### Short exercise
Please count how many rows of the listing contain the string "line", treating uppercase and lowercase as different, and reply with only that number.

##### Dataset entries #####

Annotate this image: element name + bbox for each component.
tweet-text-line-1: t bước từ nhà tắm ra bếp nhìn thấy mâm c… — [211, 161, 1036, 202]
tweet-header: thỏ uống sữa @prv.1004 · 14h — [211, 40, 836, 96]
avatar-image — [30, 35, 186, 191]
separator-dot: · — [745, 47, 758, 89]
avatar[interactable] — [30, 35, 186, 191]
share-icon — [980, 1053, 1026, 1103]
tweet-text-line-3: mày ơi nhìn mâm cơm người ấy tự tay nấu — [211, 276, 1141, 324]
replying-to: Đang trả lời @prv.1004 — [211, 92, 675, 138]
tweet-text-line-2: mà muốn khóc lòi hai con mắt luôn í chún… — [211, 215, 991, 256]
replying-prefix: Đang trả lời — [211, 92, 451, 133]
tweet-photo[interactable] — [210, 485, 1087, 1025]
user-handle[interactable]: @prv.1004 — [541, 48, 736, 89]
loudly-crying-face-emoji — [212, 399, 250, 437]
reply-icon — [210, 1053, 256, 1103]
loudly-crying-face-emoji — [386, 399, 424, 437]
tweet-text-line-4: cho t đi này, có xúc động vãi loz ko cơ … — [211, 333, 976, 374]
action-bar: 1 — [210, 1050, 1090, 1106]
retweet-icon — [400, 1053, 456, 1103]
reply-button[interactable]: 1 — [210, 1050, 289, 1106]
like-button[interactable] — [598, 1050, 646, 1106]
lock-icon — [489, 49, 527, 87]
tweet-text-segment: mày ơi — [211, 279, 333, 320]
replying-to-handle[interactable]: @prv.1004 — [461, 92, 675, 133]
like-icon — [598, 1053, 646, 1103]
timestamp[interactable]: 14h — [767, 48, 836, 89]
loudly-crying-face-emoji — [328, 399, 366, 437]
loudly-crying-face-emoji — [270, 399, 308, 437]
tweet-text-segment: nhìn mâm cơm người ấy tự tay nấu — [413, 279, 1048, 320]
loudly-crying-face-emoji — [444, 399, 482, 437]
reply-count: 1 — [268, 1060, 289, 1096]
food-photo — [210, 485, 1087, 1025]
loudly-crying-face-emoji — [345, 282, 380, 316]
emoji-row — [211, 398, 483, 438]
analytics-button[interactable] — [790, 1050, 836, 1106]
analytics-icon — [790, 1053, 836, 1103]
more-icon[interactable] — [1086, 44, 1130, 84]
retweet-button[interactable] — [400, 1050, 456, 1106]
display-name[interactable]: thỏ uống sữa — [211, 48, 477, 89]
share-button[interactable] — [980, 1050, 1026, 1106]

#####

### The completed task
4